### Page text
* Begin *

Whether what we write, broadcast, or otherwise put out there changes the attitude and subsequent actions of someone, anyone, depends more upon them than us.
Doesn’t the best writing come out of a kind of frustration? The angsty sense that people have it wrong (whatever ‘it’ might be at the moment) or that something is missing, which the writer should supply. That motivation sparked the first part of this trilogy: pundits on the ‘blue’ side of the country gallingly certain that the main problem with our electoral situation is mainly that a segment the populace had and has the wrong information. I think it is the adherents of this view that have things wrong.
Their insistence is exemplified as noted in Part I by the otherwise insightful Robert Reich. He holds that those of us possessing the right info just need (as Mark Twain used to say) ‘to learn’ those poor unfortunates what’s what and which end is up. Professor Reich has plenty of prestigious company in promoting these ideas. The late Justice David Souter, a profound thinker, said in 2012 that “An ignorant people can never remain a free people. Democracy cannot survive too much ignorance.” That laudable but wishful thinking is also present in a recent from Manvir Singh in the New Yorker noting that “In January, the World Economic Forum released a report showing that fourteen hundred and ninety international experts rated ‘misinformation and disinformation’ the leading global risk of the next two years, surpassing war, migration, and climatic catastrophe.” More than war? Have these people been in a war? Have they even watched a war movie?





My frustration at this stance emerges on many levels but disdain for learning is not one of them. Learning is wonderful, the cause of much success and prosperity — even for me. In 2001 ETS made me their first and only Chief Learning Officer. ETS! (Educational Testing Service to those who were blessed with the unexamined life) Love them or hate them (and you know how that poll will go), ETS had more scientists devoted to the measurement of learning than any other organization in the world. If you were at ETS, you loved learning. Yet becoming expert in an area means also realizing the limits of that area. As noted in the first installment of this trilogy of a rant “The more I learned about learning through endless experiences the more I appreciated its limits in changing how people thought and acted.”

* End *

### Your objective
According to the essay, what did the international experts in the World Economic Forum report rate as the leading global risk of the next two years? The entries that come next are from a different source than the essay.

### Provided information

* Begin *

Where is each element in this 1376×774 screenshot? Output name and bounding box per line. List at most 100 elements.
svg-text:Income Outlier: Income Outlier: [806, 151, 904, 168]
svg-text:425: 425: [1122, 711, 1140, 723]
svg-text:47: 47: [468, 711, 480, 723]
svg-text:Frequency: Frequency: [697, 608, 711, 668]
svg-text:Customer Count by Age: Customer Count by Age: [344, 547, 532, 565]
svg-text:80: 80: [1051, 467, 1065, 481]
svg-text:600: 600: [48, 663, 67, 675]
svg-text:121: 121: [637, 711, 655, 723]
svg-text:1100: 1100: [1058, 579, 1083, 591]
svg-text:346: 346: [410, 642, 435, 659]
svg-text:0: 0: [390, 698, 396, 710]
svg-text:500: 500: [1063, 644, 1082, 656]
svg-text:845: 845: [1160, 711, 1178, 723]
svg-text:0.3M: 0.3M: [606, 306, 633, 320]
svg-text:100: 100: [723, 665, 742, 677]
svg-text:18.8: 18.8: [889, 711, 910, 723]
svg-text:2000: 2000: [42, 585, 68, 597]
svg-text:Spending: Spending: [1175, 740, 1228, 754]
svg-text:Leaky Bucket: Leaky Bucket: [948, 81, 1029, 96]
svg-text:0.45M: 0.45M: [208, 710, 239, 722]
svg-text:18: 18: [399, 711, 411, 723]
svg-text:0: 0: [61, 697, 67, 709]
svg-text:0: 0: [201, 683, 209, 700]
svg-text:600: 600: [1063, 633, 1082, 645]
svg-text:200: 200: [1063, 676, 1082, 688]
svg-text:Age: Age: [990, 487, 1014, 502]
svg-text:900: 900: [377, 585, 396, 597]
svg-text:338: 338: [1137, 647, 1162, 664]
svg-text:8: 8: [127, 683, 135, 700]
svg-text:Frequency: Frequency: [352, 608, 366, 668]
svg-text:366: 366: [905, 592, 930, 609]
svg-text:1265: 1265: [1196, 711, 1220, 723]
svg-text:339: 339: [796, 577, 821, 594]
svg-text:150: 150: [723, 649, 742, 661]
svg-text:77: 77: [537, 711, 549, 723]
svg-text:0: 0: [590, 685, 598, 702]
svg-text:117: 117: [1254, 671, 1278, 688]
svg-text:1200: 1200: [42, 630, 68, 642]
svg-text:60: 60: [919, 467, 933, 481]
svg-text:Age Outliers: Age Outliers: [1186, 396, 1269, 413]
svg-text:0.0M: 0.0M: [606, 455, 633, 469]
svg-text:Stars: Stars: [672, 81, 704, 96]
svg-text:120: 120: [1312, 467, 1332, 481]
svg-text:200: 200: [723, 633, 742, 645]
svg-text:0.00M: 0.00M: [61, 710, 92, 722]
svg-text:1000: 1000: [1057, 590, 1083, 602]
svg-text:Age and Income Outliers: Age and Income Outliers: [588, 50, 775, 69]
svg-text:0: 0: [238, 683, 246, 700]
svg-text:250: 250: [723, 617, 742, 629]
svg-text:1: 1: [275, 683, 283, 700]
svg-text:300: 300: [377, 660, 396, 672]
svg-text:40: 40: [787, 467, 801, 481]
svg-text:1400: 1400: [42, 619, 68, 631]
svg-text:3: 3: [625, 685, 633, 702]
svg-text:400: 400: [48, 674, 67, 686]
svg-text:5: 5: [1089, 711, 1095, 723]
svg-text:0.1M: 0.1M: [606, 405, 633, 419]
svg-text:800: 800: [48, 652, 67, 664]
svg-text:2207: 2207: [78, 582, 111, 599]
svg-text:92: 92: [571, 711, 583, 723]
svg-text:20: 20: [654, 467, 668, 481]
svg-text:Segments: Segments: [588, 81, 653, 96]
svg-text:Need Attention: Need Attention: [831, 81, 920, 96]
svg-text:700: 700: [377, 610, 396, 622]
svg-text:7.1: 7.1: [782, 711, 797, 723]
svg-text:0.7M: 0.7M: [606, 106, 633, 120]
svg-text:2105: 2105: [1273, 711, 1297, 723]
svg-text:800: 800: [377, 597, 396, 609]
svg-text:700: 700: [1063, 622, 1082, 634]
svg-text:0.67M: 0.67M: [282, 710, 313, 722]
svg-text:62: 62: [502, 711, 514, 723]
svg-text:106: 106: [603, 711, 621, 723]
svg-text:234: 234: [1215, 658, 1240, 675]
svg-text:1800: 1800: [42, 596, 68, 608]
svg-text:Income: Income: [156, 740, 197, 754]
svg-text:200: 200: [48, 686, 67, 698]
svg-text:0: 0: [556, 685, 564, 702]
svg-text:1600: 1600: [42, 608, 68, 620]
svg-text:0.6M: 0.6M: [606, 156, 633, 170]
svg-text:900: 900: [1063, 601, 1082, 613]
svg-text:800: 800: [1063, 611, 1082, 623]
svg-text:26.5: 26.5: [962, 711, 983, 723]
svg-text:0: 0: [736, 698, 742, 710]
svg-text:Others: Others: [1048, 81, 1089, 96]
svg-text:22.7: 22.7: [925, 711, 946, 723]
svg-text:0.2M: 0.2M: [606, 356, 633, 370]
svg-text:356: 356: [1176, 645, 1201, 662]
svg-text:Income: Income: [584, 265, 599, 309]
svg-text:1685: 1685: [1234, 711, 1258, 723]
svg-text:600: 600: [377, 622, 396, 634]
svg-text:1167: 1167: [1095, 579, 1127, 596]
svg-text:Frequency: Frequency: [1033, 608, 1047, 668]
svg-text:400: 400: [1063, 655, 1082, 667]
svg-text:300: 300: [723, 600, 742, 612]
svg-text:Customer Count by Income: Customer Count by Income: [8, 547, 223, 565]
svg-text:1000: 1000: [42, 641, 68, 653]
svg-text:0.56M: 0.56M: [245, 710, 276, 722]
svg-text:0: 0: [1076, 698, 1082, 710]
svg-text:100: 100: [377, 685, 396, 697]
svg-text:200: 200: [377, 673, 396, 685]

* End *

### Reply to the exercise
Misinformation and disinformation.